■ Directions ■
Tally the lines in the listing below that contain "into" and report the tally alone.

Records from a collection
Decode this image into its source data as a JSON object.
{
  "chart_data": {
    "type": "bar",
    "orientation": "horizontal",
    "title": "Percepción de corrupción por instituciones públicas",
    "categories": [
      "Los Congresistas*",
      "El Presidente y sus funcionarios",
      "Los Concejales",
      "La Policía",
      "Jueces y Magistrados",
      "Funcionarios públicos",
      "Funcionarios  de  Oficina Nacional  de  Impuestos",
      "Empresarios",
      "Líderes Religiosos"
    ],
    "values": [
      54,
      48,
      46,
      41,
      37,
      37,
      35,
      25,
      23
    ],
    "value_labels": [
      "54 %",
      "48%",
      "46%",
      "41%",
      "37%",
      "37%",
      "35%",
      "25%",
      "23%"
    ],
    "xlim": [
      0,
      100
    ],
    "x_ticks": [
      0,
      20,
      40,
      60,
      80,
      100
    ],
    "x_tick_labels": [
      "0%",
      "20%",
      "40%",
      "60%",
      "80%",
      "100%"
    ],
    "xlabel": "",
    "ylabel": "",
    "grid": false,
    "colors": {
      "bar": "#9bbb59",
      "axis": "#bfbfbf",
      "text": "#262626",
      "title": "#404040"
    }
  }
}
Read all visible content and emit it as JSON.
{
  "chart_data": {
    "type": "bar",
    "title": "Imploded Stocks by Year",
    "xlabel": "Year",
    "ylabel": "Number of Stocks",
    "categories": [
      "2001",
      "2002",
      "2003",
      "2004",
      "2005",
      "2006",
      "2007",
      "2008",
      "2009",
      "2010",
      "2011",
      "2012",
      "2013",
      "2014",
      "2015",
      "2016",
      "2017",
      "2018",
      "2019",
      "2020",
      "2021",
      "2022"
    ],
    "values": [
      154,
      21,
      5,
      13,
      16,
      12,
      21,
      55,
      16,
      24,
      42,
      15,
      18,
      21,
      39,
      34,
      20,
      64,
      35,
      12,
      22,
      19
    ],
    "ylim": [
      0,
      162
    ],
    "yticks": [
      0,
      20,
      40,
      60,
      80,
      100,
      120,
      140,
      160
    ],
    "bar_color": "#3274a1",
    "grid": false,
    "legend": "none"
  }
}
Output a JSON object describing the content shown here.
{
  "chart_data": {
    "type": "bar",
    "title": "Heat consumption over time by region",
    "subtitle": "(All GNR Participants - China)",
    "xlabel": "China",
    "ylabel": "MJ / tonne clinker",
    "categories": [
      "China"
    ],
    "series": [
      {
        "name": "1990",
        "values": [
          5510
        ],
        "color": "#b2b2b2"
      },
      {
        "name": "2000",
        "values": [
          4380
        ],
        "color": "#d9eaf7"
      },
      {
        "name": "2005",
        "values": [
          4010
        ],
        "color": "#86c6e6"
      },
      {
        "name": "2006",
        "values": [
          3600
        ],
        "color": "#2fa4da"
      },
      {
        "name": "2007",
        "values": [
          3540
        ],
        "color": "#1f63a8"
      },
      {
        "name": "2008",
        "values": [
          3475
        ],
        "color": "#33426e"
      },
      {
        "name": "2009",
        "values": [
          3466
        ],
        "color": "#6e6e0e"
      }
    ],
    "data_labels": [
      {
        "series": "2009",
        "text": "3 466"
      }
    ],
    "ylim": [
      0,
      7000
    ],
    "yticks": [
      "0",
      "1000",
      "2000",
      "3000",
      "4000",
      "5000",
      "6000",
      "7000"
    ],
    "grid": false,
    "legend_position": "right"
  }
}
...
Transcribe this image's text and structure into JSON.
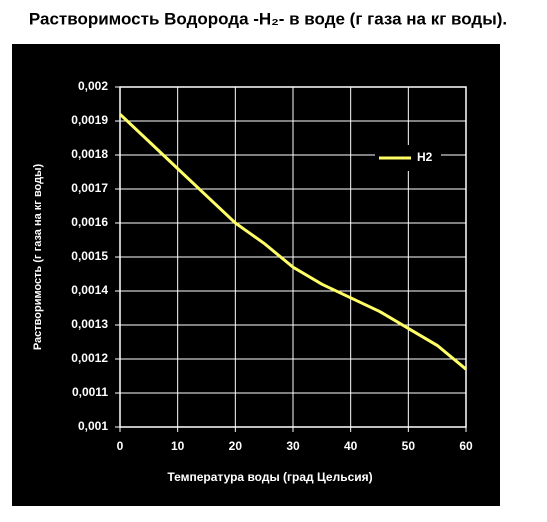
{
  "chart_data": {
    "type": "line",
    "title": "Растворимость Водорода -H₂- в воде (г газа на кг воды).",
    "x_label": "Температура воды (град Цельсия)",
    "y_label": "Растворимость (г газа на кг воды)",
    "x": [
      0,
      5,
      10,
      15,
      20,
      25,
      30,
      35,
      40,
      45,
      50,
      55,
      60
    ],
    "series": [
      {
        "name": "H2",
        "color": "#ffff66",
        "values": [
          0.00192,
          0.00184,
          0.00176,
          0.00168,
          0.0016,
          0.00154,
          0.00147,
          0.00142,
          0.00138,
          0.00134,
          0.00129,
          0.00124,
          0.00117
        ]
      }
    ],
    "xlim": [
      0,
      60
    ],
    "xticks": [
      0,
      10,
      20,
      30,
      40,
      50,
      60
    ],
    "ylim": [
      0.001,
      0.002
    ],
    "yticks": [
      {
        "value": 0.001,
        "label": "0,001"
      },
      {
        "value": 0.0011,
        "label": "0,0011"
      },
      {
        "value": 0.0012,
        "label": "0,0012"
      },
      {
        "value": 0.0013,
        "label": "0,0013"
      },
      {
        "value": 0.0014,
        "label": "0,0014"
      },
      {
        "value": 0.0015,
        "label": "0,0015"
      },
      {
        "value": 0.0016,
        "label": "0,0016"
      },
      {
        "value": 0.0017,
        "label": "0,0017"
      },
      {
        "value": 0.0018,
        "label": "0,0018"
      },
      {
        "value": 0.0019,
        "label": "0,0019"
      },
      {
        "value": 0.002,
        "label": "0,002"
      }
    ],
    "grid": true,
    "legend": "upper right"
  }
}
==
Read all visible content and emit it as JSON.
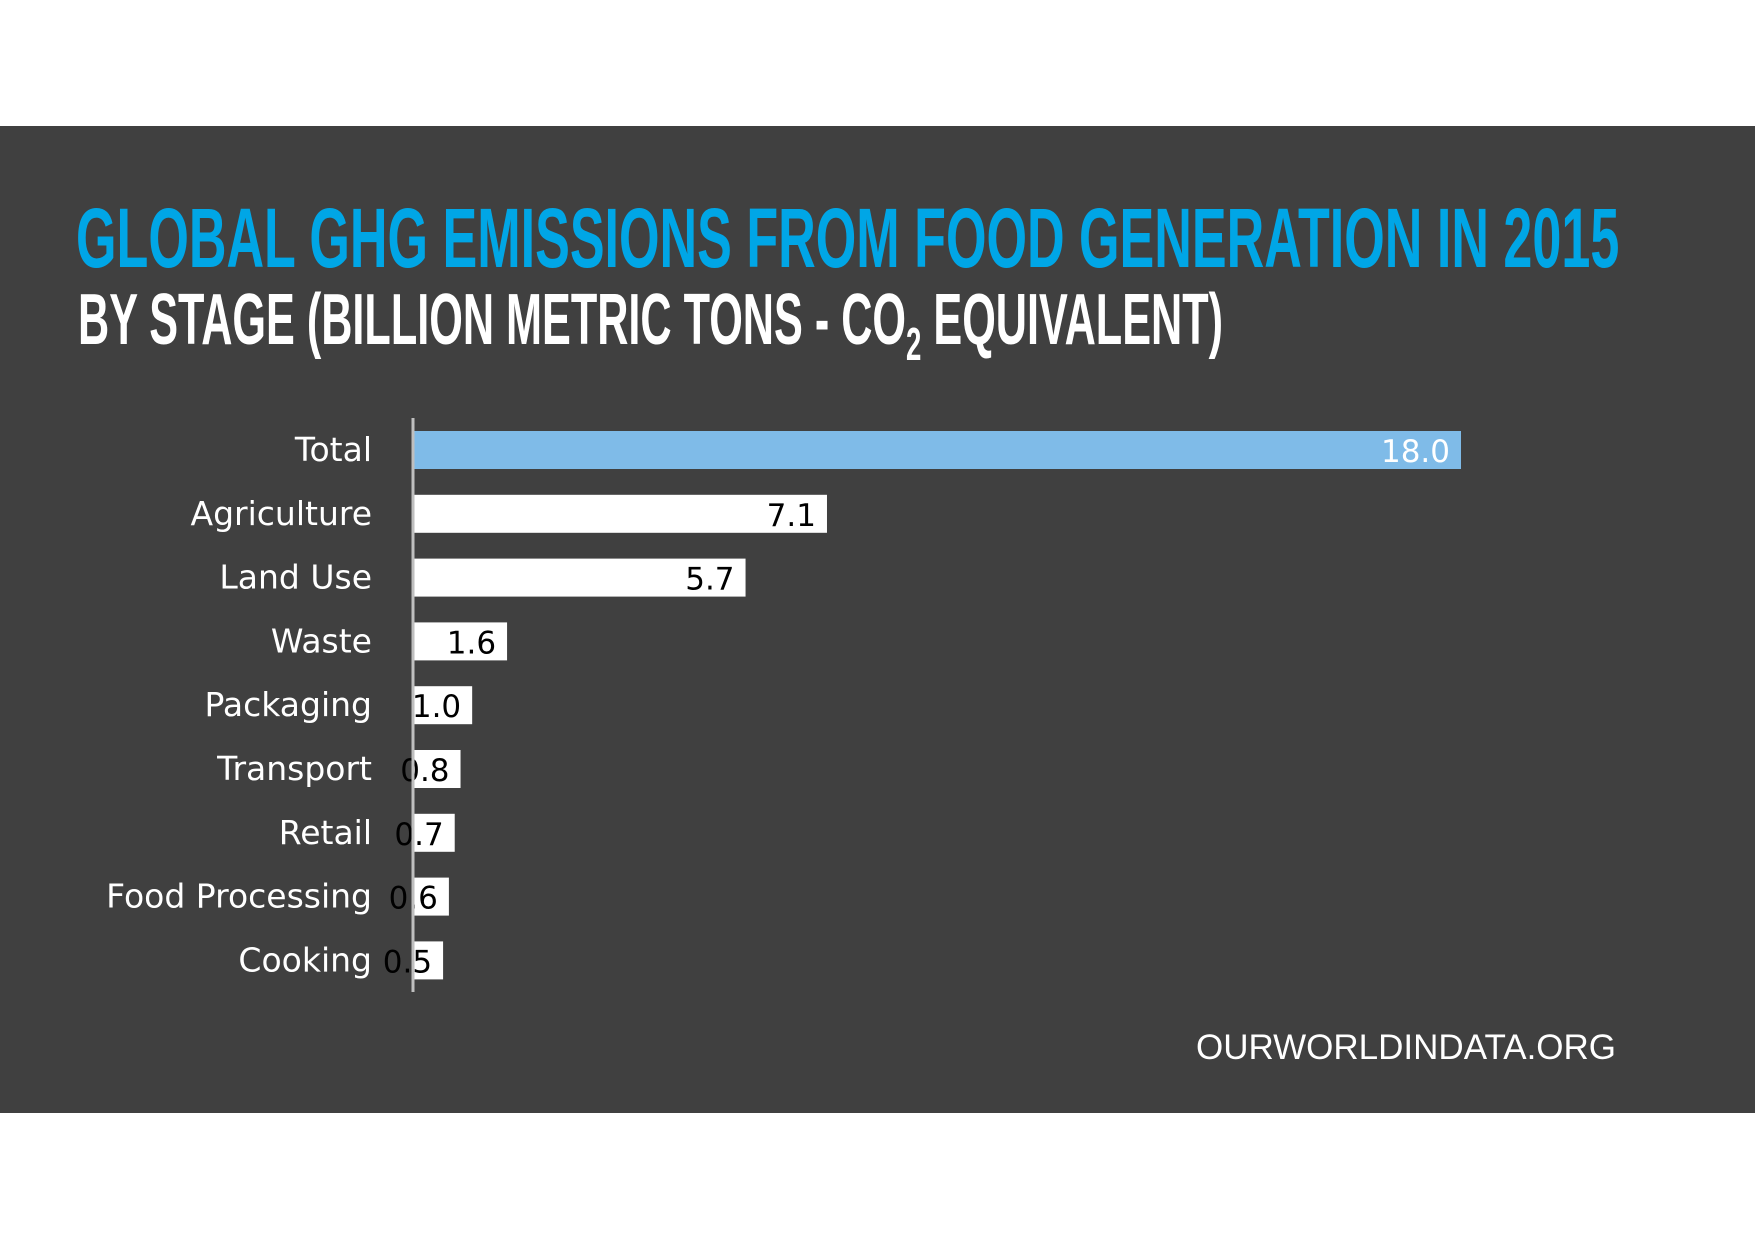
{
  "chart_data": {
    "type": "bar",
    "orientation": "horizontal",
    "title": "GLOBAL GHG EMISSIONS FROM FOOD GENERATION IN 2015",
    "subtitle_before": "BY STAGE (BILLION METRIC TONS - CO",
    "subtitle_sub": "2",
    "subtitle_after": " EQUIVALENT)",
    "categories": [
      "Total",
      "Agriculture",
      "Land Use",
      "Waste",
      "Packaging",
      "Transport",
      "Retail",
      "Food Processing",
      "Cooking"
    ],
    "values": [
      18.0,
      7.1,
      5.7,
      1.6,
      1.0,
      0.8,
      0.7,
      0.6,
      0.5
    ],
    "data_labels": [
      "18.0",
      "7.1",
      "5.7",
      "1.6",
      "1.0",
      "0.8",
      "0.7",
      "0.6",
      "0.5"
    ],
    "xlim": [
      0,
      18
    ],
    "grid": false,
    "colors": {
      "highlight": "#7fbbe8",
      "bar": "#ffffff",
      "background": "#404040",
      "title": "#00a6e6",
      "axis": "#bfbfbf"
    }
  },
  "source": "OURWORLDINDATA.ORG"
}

■ Task output ■
2